*Directive*. Identify each line containing the word "date" and copy it.

*Records shown*.
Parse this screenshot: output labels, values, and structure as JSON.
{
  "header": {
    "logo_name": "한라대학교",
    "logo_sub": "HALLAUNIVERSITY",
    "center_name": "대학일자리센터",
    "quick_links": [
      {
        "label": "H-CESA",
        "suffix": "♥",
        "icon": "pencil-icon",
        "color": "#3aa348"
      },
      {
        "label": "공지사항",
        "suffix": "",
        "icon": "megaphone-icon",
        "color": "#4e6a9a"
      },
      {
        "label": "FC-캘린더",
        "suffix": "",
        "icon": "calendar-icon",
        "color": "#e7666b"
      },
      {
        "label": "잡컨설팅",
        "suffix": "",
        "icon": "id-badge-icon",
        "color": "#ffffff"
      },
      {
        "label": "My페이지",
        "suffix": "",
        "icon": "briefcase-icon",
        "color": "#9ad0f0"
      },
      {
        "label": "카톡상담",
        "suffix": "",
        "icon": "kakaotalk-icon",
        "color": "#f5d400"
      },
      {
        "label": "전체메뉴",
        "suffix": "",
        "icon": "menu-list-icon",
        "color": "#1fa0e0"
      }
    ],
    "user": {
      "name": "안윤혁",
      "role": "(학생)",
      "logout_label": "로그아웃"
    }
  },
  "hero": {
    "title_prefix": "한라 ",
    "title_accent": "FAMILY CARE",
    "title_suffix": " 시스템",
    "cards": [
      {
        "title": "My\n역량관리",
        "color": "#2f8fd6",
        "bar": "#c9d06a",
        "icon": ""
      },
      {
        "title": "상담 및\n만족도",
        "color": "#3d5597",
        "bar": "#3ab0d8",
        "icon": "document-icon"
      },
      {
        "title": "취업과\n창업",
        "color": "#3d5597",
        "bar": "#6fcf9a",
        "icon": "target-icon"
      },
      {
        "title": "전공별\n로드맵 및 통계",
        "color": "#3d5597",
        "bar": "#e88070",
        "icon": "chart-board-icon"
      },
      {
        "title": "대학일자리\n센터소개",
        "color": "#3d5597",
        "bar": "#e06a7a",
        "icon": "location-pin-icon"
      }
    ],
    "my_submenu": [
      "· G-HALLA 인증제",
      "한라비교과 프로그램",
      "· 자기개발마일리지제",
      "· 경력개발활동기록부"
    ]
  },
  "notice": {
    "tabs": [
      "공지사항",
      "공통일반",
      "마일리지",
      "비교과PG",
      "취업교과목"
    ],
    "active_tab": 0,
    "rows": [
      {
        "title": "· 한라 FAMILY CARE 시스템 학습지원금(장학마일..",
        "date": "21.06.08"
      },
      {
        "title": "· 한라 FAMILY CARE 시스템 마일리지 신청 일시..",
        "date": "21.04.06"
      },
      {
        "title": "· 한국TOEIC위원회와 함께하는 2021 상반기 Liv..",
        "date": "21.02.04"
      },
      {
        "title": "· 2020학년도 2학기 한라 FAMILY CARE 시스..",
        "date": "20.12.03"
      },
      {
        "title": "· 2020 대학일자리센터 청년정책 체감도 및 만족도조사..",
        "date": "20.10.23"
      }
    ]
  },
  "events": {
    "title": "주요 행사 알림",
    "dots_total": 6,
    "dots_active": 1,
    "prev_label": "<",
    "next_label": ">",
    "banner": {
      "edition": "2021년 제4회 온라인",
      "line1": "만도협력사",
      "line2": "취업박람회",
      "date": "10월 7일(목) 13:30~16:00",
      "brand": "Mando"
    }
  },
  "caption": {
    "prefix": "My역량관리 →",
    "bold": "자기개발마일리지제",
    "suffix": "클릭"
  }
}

*Answer for this exercise*.
        "date": "21.06.08"
        "date": "21.04.06"
        "date": "21.02.04"
        "date": "20.12.03"
        "date": "20.10.23"
      "date": "10월 7일(목) 13:30~16:00",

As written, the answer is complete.